- Problem description
Extract every record, keeping each one exactly as it is.
______
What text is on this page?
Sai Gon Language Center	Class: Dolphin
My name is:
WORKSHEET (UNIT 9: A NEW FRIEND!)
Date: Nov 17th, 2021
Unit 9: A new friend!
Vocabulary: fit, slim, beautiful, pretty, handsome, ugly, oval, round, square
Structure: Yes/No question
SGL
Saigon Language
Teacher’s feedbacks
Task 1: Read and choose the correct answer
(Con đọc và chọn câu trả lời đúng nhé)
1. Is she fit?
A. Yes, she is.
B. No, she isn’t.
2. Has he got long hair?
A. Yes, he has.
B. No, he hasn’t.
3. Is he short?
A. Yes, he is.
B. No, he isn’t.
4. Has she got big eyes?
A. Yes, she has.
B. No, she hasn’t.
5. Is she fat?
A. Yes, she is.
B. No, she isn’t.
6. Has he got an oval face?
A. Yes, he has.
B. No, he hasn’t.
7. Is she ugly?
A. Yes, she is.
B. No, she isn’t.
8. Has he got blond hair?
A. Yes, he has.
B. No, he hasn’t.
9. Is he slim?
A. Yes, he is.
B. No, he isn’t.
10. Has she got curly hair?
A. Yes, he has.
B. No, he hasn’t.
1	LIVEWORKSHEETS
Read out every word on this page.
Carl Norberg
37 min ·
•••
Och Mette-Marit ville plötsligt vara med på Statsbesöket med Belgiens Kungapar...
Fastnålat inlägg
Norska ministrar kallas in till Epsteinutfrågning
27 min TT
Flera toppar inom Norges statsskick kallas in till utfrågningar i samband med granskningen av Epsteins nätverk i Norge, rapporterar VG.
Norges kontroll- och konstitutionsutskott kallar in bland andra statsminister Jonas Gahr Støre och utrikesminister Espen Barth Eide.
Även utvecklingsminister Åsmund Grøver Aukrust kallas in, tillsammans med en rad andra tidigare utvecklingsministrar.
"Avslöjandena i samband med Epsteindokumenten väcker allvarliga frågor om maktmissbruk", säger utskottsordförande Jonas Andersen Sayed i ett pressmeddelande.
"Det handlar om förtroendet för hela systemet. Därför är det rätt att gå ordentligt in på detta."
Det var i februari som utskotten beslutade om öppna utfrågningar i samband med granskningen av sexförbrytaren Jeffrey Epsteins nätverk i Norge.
______
- Task answer
What text is on this page?
Sai Gon Language Center	Class: Dolphin
My name is:
WORKSHEET (UNIT 9: A NEW FRIEND!)
Date: Nov 17th, 2021
Unit 9: A new friend!
Vocabulary: fit, slim, beautiful, pretty, handsome, ugly, oval, round, square
Structure: Yes/No question
SGL
Saigon Language
Teacher’s feedbacks
Task 1: Read and choose the correct answer
(Con đọc và chọn câu trả lời đúng nhé)
1. Is she fit?
A. Yes, she is.
B. No, she isn’t.
2. Has he got long hair?
A. Yes, he has.
B. No, he hasn’t.
3. Is he short?
A. Yes, he is.
B. No, he isn’t.
4. Has she got big eyes?
A. Yes, she has.
B. No, she hasn’t.
5. Is she fat?
A. Yes, she is.
B. No, she isn’t.
6. Has he got an oval face?
A. Yes, he has.
B. No, he hasn’t.
7. Is she ugly?
A. Yes, she is.
B. No, she isn’t.
8. Has he got blond hair?
A. Yes, he has.
B. No, he hasn’t.
9. Is he slim?
A. Yes, he is.
B. No, he isn’t.
10. Has she got curly hair?
A. Yes, he has.
B. No, he hasn’t.
1	LIVEWORKSHEETS
Read out every word on this page.
Carl Norberg
37 min ·
•••
Och Mette-Marit ville plötsligt vara med på Statsbesöket med Belgiens Kungapar...
Fastnålat inlägg
Norska ministrar kallas in till Epsteinutfrågning
27 min TT
Flera toppar inom Norges statsskick kallas in till utfrågningar i samband med granskningen av Epsteins nätverk i Norge, rapporterar VG.
Norges kontroll- och konstitutionsutskott kallar in bland andra statsminister Jonas Gahr Støre och utrikesminister Espen Barth Eide.
Även utvecklingsminister Åsmund Grøver Aukrust kallas in, tillsammans med en rad andra tidigare utvecklingsministrar.
"Avslöjandena i samband med Epsteindokumenten väcker allvarliga frågor om maktmissbruk", säger utskottsordförande Jonas Andersen Sayed i ett pressmeddelande.
"Det handlar om förtroendet för hela systemet. Därför är det rätt att gå ordentligt in på detta."
Det var i februari som utskotten beslutade om öppna utfrågningar i samband med granskningen av sexförbrytaren Jeffrey Epsteins nätverk i Norge.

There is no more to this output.